[Items from a figure collection]
**********

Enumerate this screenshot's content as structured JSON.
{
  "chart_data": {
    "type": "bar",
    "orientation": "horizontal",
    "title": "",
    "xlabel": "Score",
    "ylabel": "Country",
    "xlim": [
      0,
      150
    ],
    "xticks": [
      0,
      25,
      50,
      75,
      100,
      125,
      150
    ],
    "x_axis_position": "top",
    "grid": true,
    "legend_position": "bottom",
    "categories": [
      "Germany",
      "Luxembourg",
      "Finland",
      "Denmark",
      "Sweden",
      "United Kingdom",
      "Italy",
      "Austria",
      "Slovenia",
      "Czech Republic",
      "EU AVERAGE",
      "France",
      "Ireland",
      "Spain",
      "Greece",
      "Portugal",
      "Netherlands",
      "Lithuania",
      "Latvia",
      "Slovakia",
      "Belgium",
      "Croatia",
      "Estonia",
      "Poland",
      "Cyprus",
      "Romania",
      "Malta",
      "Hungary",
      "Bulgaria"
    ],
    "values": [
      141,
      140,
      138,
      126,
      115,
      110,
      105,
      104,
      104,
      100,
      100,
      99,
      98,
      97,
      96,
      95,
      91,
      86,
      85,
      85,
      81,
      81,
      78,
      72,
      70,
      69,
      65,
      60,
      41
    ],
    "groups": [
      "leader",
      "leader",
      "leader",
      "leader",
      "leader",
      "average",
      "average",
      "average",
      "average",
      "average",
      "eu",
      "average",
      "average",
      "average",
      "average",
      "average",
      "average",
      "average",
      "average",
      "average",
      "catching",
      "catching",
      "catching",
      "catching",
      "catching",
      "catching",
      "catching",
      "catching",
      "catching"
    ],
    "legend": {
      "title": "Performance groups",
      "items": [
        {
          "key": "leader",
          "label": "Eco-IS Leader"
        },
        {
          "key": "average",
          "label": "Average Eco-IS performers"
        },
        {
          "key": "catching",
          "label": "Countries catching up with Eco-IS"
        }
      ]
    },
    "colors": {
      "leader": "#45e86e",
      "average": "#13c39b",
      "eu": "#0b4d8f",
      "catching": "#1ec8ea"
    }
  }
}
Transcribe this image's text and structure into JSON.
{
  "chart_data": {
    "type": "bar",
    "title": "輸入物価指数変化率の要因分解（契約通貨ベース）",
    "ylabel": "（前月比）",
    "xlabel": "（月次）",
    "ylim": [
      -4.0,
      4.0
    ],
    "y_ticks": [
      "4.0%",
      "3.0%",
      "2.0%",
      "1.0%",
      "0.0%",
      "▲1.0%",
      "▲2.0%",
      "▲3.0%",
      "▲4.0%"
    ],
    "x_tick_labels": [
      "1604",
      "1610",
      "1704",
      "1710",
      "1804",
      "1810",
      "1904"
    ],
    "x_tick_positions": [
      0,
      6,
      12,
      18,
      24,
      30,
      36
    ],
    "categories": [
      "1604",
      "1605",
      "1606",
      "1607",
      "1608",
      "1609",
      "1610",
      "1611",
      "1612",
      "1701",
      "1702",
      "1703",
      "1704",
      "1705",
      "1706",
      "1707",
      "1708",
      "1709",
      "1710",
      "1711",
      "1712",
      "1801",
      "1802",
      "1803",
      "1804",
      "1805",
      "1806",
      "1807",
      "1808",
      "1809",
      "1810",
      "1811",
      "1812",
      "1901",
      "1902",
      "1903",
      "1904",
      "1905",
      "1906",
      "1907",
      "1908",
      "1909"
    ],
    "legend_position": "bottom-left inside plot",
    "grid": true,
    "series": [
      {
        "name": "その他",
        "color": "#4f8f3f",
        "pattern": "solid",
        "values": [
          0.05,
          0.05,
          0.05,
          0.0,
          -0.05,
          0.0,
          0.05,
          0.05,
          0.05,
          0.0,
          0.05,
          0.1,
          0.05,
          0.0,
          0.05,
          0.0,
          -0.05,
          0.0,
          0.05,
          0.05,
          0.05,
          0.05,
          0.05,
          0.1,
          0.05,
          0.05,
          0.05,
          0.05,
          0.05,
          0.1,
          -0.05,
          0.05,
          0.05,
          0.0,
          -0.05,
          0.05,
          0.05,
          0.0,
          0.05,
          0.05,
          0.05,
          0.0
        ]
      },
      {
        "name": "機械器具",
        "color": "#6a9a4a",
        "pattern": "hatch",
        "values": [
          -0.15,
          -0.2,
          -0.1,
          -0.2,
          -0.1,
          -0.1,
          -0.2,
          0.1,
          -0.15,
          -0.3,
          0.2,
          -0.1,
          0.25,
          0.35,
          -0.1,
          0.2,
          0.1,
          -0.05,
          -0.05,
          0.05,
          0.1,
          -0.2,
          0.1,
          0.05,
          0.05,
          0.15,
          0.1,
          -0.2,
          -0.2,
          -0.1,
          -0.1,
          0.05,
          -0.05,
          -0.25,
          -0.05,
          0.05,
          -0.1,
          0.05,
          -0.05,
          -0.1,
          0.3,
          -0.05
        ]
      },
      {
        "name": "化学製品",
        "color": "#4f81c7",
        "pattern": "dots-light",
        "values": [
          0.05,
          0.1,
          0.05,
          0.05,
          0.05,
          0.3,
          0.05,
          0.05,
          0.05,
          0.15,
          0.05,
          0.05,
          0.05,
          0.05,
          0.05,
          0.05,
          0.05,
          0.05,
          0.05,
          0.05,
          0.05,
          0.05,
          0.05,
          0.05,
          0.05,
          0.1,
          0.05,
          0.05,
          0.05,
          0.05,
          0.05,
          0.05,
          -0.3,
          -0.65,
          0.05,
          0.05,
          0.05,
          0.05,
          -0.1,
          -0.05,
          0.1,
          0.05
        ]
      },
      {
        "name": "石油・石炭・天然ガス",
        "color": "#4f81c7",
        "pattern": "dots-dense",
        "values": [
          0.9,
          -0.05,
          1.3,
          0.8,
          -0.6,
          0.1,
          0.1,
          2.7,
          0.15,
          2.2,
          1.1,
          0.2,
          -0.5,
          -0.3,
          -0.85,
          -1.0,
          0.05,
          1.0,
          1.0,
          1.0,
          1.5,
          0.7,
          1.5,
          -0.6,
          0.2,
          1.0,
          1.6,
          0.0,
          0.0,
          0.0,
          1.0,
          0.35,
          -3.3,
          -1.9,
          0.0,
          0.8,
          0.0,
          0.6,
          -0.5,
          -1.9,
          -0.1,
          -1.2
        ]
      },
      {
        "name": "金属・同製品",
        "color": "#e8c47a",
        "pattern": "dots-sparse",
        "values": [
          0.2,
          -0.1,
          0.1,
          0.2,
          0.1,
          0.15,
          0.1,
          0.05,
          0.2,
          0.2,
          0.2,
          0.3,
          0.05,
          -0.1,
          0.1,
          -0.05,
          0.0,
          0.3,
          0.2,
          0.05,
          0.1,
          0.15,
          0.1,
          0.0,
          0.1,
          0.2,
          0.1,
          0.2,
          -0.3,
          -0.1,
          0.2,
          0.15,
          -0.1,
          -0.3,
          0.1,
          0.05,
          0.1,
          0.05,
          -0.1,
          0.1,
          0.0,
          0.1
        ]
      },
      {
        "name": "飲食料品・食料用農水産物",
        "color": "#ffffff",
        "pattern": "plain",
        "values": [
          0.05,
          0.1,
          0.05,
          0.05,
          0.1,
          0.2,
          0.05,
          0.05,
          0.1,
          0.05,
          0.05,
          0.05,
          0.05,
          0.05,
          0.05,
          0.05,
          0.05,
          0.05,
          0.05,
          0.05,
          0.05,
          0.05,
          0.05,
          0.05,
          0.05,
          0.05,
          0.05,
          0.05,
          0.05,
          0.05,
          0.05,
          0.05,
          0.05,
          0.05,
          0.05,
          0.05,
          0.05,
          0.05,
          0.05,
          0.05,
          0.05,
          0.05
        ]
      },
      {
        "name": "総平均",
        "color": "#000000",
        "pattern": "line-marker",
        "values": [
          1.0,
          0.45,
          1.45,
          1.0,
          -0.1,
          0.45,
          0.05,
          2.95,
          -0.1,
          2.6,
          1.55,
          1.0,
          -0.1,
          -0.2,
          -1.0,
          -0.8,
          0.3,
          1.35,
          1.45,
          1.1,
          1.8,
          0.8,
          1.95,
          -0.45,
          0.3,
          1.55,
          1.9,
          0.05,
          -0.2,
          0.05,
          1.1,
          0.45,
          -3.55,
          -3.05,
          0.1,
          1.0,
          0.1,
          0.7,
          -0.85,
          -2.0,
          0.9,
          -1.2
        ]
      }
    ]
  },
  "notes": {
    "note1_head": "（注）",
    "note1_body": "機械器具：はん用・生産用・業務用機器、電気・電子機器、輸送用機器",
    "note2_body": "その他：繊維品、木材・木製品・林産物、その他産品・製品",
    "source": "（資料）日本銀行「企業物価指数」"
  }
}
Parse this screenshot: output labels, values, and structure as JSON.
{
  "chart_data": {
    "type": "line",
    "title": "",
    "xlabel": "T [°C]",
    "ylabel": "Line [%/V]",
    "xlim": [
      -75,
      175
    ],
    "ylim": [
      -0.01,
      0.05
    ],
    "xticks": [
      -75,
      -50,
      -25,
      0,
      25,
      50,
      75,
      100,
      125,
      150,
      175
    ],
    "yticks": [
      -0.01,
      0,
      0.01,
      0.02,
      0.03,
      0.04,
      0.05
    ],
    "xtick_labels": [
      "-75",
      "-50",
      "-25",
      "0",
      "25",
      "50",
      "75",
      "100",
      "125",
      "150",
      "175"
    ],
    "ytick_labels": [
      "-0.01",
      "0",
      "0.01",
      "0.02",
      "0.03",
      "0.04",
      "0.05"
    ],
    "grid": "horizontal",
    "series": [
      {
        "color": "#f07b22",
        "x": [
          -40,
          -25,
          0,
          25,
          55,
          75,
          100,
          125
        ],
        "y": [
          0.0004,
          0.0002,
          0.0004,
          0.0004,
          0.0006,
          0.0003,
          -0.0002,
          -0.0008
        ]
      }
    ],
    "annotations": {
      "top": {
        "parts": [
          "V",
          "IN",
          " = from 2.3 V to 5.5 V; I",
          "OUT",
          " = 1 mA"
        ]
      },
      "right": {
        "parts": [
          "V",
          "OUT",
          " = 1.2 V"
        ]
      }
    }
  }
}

**********

> _EXERCISE INSTRUCTIONS_
Pick each line holding the word "JSON" out of the data and copy it.

> _ANSWER FOR THE TASK_
Enumerate this screenshot's content as structured JSON.
Transcribe this image's text and structure into JSON.
Parse this screenshot: output labels, values, and structure as JSON.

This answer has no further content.